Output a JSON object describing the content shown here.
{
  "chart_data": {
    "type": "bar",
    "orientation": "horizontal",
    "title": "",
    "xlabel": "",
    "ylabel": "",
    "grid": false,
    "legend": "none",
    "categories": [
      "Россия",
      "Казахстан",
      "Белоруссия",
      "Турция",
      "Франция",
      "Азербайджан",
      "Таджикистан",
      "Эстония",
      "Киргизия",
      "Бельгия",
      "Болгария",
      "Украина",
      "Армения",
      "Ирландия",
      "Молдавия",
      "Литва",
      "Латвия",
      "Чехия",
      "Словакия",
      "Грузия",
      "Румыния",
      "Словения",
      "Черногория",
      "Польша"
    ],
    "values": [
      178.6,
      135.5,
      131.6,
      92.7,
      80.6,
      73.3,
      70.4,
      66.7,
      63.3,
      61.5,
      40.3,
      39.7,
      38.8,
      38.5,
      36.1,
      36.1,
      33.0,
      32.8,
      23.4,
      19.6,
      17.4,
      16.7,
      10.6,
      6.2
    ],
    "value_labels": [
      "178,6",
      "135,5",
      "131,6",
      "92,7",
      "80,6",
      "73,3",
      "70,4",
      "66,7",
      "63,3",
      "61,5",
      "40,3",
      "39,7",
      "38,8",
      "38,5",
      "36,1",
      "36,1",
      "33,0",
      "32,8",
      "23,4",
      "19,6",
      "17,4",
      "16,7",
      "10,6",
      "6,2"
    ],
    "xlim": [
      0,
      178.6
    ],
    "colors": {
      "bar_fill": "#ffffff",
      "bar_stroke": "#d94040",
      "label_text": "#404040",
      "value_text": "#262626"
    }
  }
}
* * *
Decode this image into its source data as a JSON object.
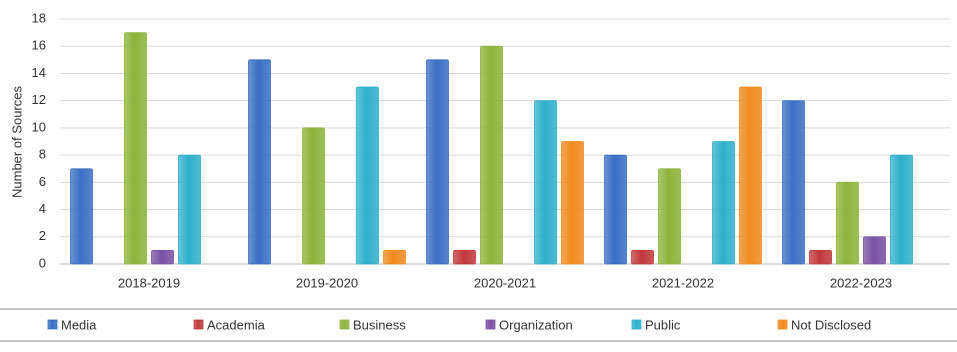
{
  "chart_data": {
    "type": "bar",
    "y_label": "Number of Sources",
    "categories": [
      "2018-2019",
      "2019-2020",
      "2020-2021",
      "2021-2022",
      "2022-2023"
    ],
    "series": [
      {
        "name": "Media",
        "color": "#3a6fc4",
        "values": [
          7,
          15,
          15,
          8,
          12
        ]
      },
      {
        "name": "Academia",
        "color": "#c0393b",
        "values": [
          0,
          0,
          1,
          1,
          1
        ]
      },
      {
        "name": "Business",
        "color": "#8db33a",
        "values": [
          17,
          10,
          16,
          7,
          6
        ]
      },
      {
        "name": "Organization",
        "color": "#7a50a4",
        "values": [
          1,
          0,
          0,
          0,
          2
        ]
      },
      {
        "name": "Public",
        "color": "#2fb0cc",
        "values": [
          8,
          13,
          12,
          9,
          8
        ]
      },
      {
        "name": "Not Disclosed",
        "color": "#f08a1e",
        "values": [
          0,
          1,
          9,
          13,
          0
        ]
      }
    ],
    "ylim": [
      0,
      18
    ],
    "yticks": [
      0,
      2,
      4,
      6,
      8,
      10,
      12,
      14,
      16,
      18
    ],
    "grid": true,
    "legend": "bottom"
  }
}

Set exercise. Only a number is wanted: how many lines contain the word "name"?

Exercise result. 6